EXERCISE TASK – Look through the material and copy each line holding "ساعت".

*** EXTRACTED RECORDS ***

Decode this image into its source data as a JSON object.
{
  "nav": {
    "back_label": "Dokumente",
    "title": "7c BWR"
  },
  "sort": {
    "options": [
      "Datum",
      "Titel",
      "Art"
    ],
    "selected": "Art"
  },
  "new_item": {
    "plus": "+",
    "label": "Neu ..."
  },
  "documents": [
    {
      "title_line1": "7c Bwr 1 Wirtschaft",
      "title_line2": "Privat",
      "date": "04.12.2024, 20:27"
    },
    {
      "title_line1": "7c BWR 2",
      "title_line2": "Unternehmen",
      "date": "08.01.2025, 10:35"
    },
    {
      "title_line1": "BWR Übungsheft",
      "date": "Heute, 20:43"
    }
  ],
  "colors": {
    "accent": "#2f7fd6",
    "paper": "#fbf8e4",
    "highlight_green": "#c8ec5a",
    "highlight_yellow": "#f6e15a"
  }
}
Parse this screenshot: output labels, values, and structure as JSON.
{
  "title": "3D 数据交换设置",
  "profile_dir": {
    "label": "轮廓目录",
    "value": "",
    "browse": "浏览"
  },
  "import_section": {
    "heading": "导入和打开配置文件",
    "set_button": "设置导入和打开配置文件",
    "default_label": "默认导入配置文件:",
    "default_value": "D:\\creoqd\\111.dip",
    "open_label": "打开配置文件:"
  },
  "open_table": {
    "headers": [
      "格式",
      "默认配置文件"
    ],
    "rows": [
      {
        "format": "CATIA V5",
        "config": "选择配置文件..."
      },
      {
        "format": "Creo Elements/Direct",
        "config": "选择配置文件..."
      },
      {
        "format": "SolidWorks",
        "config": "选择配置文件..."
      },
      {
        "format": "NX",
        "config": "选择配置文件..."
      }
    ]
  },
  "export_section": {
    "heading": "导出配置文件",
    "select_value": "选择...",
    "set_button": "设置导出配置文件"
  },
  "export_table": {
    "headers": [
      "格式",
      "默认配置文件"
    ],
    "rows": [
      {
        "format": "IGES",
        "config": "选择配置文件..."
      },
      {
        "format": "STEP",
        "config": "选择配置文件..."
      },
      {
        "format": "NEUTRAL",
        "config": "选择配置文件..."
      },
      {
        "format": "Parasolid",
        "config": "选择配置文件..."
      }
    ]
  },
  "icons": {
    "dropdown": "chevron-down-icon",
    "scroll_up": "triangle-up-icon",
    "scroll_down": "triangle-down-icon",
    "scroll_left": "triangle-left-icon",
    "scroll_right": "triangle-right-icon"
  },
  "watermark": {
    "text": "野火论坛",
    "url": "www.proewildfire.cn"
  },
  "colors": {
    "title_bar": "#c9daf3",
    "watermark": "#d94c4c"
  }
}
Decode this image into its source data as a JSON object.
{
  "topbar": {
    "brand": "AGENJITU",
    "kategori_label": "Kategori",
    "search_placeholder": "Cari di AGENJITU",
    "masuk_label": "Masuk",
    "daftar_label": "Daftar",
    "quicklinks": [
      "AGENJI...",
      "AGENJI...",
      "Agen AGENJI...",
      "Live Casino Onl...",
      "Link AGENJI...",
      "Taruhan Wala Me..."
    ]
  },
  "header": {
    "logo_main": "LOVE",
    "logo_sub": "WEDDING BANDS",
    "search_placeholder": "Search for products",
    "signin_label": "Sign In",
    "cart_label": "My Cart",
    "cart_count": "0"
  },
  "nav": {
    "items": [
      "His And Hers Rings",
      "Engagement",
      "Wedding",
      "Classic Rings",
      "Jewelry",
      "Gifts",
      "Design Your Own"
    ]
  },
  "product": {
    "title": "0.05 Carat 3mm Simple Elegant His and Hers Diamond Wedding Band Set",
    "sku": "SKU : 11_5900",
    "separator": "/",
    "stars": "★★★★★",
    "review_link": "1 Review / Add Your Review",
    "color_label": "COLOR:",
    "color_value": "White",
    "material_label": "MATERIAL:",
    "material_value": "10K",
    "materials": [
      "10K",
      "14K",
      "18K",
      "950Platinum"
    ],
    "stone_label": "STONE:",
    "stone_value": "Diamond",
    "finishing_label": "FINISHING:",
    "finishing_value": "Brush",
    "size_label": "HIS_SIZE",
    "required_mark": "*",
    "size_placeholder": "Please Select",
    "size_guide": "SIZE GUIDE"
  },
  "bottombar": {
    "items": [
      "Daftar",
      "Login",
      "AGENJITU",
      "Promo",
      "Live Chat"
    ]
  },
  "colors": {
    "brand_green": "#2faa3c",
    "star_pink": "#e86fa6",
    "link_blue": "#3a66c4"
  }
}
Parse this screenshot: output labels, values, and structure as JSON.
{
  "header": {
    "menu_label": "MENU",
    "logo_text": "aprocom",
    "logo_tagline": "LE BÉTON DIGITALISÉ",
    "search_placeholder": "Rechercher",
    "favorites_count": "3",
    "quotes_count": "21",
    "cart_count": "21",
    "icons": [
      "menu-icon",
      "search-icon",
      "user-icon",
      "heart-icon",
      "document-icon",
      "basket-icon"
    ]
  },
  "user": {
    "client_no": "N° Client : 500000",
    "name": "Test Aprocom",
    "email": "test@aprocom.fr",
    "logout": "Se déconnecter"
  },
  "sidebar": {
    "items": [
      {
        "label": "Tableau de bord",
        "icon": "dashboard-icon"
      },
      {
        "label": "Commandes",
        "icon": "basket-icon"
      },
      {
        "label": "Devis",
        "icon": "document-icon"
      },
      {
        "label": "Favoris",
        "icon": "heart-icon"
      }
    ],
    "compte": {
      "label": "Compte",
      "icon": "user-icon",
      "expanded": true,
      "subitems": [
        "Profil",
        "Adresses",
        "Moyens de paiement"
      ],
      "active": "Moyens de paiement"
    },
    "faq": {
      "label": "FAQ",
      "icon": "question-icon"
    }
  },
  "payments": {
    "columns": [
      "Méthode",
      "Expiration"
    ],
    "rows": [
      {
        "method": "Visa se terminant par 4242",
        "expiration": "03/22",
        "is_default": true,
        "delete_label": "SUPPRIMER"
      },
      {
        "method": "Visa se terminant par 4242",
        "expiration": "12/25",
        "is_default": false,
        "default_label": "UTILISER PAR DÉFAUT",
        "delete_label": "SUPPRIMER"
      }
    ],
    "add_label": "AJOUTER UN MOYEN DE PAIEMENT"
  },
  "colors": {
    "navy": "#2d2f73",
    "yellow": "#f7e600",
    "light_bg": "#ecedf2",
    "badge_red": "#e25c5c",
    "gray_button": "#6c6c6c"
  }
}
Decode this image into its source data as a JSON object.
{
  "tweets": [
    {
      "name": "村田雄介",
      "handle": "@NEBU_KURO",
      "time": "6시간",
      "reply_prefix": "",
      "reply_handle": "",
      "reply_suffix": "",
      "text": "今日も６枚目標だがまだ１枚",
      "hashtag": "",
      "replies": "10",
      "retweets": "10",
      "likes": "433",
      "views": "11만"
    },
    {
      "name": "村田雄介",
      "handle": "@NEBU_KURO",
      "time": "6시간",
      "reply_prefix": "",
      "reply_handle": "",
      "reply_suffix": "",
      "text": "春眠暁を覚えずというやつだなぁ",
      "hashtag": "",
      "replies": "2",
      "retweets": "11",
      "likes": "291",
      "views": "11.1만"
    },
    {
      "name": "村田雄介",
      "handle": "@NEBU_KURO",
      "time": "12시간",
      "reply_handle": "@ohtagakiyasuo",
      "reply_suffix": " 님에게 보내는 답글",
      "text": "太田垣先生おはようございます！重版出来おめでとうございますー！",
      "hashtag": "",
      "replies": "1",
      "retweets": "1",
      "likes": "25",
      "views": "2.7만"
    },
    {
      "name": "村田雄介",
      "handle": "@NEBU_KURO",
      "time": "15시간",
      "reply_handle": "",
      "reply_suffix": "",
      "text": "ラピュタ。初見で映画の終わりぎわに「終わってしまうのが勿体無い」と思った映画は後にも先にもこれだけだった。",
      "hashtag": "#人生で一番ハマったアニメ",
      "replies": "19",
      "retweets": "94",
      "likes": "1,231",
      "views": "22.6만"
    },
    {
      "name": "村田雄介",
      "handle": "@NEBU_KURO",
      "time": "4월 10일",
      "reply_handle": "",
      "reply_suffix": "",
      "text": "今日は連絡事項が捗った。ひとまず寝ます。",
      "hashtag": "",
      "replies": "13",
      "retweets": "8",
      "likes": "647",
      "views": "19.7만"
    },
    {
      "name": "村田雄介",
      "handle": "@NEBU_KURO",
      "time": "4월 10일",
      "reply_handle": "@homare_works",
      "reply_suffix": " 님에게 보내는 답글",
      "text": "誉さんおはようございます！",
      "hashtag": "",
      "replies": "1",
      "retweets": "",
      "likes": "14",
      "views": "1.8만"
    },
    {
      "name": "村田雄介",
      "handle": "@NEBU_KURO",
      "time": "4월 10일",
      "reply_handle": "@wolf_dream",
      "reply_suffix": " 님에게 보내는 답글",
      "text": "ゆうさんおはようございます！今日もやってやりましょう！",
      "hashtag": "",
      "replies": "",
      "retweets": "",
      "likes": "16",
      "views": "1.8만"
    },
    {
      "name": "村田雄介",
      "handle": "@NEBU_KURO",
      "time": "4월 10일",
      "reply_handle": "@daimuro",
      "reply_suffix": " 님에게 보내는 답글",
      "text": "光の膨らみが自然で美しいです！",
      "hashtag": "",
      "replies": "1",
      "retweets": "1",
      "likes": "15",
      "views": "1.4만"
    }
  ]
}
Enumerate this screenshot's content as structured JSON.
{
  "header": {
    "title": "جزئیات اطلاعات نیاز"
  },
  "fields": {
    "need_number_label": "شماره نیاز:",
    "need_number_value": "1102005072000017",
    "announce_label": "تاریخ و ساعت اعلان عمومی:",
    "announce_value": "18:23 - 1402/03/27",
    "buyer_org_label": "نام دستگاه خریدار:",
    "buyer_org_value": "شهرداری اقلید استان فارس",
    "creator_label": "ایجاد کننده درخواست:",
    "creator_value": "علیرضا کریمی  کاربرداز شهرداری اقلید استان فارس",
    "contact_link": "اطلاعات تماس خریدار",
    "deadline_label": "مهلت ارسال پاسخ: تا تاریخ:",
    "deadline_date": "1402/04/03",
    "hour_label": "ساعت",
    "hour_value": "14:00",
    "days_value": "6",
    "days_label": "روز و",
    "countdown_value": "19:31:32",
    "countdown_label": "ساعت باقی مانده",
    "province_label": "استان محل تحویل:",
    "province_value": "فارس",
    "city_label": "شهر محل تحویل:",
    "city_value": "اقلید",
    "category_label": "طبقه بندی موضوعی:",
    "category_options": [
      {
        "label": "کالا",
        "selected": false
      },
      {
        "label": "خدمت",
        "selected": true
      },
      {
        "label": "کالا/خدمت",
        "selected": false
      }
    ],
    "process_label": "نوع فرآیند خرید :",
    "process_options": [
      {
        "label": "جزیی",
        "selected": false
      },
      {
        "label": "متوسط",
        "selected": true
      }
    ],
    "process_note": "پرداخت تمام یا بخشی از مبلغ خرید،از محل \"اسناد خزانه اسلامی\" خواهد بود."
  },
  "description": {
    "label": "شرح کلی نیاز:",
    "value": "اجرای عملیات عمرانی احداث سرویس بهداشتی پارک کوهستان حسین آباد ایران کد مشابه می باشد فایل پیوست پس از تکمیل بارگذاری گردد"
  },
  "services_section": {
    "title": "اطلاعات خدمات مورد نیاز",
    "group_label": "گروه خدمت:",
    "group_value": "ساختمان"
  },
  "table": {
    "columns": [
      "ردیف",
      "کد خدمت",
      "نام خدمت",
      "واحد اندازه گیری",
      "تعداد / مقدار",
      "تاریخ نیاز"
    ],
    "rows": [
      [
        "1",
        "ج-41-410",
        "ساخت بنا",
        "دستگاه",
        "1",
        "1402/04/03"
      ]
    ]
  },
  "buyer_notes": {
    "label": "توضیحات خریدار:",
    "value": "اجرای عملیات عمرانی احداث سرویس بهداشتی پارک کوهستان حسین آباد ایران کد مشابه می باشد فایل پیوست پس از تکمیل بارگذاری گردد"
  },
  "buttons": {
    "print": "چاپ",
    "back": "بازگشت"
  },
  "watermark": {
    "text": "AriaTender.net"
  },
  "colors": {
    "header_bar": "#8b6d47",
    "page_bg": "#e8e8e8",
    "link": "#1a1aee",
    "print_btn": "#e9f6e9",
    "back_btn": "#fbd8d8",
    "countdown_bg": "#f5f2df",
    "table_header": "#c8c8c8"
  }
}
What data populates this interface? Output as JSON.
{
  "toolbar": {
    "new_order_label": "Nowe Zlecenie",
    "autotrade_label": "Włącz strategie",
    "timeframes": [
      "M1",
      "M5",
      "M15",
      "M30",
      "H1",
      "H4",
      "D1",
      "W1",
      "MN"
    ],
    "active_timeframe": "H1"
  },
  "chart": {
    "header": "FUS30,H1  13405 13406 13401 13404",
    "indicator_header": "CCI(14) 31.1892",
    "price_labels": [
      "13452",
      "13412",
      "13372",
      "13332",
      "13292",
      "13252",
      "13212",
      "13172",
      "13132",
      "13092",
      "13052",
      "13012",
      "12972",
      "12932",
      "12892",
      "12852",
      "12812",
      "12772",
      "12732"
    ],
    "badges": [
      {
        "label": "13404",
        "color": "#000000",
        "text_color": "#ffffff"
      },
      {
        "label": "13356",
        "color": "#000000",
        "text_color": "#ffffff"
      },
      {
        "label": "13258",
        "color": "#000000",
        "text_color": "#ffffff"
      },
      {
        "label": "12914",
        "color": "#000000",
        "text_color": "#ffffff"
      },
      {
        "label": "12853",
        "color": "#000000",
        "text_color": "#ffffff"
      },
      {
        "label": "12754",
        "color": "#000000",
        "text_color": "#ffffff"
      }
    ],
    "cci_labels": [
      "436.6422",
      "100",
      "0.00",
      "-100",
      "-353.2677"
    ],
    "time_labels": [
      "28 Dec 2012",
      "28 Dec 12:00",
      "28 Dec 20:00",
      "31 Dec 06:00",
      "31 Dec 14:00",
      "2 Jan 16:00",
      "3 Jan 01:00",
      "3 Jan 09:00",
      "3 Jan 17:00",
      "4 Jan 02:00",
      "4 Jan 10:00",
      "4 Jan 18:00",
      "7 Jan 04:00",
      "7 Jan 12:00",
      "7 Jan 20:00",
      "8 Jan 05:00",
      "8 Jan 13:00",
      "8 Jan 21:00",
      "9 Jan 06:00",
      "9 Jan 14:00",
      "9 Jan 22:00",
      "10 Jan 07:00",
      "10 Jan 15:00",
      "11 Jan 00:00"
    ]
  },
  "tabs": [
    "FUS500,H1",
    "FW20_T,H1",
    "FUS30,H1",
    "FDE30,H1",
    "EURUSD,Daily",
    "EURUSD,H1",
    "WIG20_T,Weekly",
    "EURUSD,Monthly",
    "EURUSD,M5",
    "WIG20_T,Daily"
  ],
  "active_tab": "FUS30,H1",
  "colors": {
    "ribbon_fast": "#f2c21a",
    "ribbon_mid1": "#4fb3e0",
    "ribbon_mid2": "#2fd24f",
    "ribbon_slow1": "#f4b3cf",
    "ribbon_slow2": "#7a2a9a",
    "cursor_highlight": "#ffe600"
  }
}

***

OUTPUT OF THE TASK –
    "announce_label": "تاریخ و ساعت اعلان عمومی:",
    "hour_label": "ساعت",
    "countdown_label": "ساعت باقی مانده",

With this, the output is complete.